What to do: Search the data for the string "Markets" and extract every line where it appears.
· · · ·
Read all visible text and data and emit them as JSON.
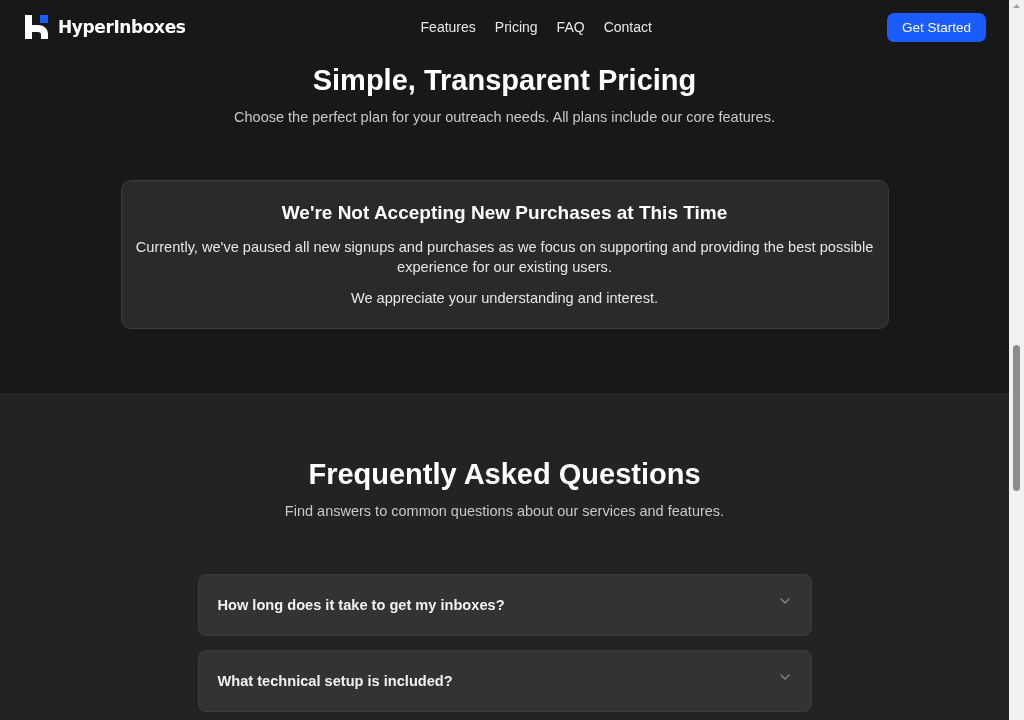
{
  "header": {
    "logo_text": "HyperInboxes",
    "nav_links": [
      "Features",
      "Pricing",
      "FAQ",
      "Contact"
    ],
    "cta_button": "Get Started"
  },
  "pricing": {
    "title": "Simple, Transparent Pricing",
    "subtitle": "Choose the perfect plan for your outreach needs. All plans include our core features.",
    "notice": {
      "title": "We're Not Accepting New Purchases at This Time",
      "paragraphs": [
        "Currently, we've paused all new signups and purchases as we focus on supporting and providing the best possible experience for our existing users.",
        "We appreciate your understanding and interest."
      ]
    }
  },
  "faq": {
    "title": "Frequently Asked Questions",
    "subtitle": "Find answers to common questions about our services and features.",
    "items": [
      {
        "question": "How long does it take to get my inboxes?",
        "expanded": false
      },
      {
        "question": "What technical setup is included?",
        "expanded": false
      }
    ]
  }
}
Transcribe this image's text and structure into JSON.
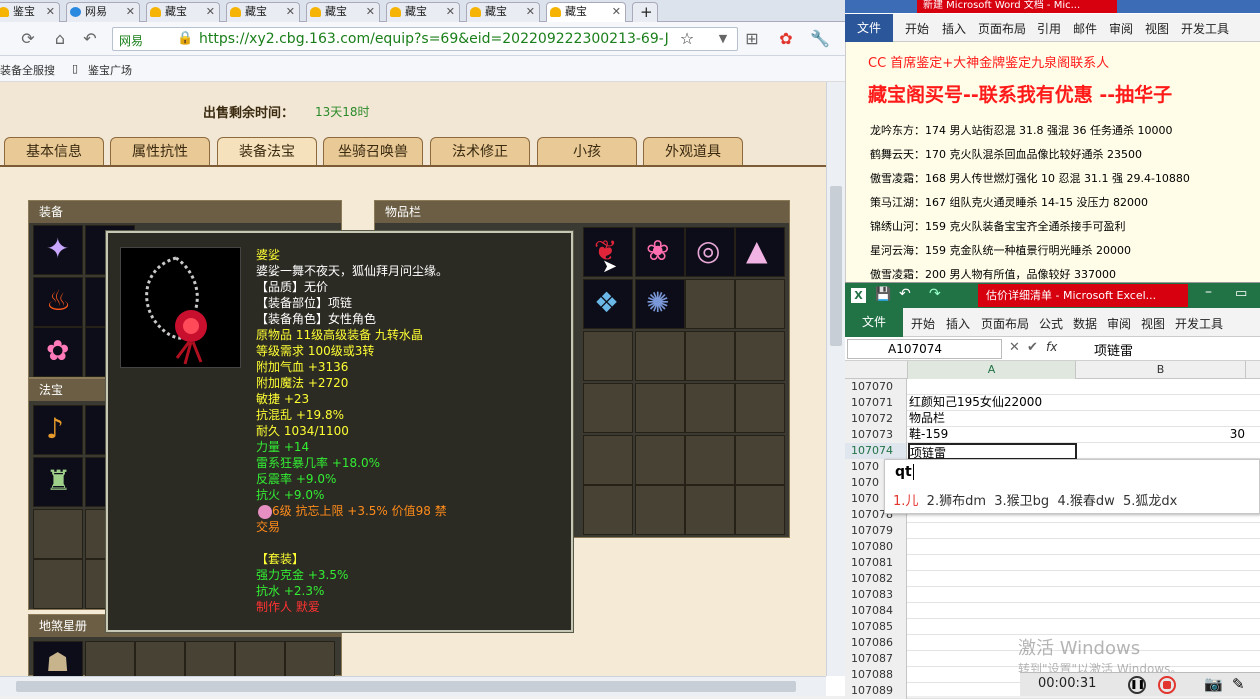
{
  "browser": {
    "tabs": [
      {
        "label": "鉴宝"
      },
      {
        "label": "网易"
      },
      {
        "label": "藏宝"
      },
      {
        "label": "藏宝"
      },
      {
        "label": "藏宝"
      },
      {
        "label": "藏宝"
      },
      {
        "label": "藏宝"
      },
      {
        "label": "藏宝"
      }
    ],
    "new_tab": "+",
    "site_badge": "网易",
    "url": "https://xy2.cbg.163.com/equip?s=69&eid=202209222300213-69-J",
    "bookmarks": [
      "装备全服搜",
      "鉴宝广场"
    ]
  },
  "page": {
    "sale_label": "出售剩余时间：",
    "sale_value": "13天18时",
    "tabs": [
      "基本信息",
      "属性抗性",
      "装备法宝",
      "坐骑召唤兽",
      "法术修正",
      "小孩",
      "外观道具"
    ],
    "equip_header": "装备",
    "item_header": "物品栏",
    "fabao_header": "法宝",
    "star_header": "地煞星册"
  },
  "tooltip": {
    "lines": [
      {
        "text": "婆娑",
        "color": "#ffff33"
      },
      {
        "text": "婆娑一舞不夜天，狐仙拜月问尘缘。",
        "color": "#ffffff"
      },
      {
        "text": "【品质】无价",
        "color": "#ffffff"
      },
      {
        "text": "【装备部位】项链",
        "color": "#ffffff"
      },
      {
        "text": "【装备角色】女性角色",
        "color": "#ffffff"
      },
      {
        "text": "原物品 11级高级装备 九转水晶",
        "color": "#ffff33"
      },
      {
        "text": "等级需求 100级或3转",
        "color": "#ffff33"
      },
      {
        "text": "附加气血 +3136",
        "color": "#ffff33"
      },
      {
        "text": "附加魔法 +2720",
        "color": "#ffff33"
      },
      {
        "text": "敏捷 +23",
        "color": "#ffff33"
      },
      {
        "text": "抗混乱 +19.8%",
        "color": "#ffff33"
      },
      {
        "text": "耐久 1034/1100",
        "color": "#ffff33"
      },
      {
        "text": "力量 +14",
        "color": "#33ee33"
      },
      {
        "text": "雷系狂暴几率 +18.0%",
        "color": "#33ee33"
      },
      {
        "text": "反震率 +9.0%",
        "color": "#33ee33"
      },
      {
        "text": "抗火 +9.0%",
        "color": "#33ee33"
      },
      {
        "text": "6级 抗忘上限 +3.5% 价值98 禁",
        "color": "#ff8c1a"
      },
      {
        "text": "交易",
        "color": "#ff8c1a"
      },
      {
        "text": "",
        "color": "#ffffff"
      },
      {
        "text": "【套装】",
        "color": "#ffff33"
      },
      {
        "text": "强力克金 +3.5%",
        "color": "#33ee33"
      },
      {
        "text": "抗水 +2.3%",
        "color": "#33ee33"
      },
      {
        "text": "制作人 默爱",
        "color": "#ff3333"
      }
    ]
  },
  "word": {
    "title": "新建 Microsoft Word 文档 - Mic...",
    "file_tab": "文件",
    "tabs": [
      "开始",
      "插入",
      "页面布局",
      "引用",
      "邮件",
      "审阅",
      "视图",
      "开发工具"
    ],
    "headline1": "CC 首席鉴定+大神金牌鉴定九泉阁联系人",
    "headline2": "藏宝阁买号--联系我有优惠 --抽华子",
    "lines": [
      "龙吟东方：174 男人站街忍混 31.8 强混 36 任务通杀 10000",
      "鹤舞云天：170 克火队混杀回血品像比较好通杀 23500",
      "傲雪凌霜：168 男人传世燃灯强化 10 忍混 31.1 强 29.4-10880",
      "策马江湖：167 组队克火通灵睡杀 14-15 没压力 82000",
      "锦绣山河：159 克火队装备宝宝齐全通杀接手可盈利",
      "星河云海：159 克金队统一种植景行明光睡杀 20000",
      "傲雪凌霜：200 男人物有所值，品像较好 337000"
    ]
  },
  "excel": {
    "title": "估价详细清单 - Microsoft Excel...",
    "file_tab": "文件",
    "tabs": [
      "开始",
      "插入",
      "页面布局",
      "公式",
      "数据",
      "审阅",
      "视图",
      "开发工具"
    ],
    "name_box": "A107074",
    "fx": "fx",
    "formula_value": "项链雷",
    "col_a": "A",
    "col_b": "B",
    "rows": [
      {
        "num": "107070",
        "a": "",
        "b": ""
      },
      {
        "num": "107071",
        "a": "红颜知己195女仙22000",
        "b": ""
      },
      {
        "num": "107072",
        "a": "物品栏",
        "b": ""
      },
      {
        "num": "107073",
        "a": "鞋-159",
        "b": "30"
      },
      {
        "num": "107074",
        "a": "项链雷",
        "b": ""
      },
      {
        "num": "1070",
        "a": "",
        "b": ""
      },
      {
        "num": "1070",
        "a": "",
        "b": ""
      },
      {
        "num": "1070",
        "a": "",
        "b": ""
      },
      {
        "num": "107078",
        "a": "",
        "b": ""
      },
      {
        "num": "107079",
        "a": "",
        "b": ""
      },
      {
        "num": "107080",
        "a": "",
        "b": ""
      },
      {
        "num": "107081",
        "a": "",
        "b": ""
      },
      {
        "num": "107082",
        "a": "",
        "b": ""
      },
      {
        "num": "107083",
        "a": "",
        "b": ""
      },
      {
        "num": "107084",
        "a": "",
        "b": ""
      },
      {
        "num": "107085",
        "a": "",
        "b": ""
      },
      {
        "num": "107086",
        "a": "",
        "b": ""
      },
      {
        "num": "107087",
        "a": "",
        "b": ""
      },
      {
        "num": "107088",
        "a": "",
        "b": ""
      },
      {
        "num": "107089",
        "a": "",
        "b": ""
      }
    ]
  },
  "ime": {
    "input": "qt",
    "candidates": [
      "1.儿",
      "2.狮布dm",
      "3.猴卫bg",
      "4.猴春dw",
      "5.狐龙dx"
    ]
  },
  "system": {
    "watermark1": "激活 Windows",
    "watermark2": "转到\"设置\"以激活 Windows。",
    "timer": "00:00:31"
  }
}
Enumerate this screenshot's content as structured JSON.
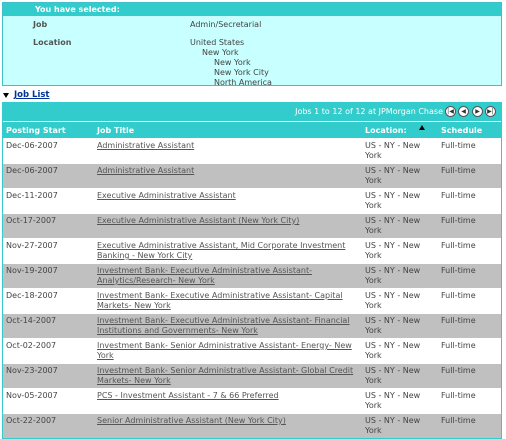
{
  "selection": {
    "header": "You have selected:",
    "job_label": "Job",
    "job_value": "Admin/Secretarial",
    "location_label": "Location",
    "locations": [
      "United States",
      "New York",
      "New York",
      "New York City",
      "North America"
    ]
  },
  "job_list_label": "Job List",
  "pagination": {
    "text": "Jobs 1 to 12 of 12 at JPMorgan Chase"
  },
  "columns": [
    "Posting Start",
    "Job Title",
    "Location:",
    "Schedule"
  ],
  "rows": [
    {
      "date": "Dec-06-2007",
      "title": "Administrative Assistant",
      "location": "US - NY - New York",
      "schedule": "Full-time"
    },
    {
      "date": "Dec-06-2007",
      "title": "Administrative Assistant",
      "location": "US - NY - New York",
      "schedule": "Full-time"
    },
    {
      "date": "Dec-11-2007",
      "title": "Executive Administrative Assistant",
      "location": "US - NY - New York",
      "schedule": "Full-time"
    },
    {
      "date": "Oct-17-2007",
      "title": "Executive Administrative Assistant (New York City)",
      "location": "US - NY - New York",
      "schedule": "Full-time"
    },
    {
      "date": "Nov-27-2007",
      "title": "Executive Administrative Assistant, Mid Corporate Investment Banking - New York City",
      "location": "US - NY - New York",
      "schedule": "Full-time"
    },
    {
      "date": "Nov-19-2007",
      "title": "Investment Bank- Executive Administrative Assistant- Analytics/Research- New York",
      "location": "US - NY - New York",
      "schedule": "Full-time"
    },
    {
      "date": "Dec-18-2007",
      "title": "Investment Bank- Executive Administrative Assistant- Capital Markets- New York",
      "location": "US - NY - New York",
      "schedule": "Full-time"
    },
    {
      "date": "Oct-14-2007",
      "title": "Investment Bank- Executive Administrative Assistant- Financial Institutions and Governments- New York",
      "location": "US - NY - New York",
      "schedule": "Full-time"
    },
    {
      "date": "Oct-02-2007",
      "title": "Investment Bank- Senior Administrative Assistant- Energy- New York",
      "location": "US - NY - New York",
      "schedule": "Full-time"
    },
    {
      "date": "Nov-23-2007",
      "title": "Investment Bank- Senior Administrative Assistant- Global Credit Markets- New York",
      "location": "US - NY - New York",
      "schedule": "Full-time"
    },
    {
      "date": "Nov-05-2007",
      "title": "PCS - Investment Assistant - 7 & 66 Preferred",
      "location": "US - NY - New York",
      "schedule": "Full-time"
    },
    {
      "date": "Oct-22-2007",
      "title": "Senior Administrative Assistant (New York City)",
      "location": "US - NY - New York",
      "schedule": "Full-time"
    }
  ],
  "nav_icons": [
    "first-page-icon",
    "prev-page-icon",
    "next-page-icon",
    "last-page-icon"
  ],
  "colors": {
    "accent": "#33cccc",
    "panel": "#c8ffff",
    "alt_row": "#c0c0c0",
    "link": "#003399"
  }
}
· · · ·
Result:
      "title": "Investment Bank- Executive Administrative Assistant- Capital Markets- New York",
      "title": "Investment Bank- Senior Administrative Assistant- Global Credit Markets- New York",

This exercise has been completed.